• _STATED GOAL_:
Return each line of the data below exactly, omitting any pictures.

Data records

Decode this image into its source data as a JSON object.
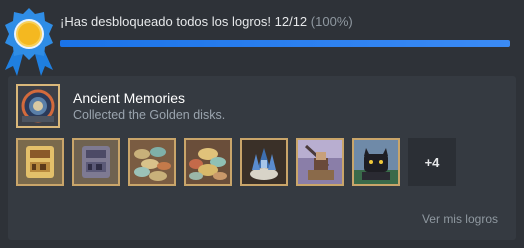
{
  "notification": {
    "unlock_text": "¡Has desbloqueado todos los logros! 12/12",
    "percent_text": "(100%)",
    "progress": 1.0,
    "badge_icon": "award-ribbon-icon"
  },
  "featured": {
    "icon": "golden-disk-emblem-icon",
    "title": "Ancient Memories",
    "description": "Collected the Golden disks."
  },
  "achievements": {
    "icons": [
      "gold-tablet-icon",
      "stone-tablet-icon",
      "coin-pile-icon",
      "treasure-hoard-icon",
      "crystal-shrine-icon",
      "sword-warrior-icon",
      "black-cat-icon"
    ],
    "more_label": "+4"
  },
  "footer": {
    "link_label": "Ver mis logros"
  }
}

• _TASK RESULT_:
Decode this image into its source data as a JSON object.
{
  "notification": {
    "unlock_text": "¡Has desbloqueado todos los logros! 12/12",
    "percent_text": "(100%)",
    "progress": 1.0,
    "badge_icon": "award-ribbon-icon"
  },
  "featured": {
    "icon": "golden-disk-emblem-icon",
    "title": "Ancient Memories",
    "description": "Collected the Golden disks."
  },
  "achievements": {
    "icons": [
      "gold-tablet-icon",
      "stone-tablet-icon",
      "coin-pile-icon",
      "treasure-hoard-icon",
      "crystal-shrine-icon",
      "sword-warrior-icon",
      "black-cat-icon"
    ],
    "more_label": "+4"
  },
  "footer": {
    "link_label": "Ver mis logros"
  }
}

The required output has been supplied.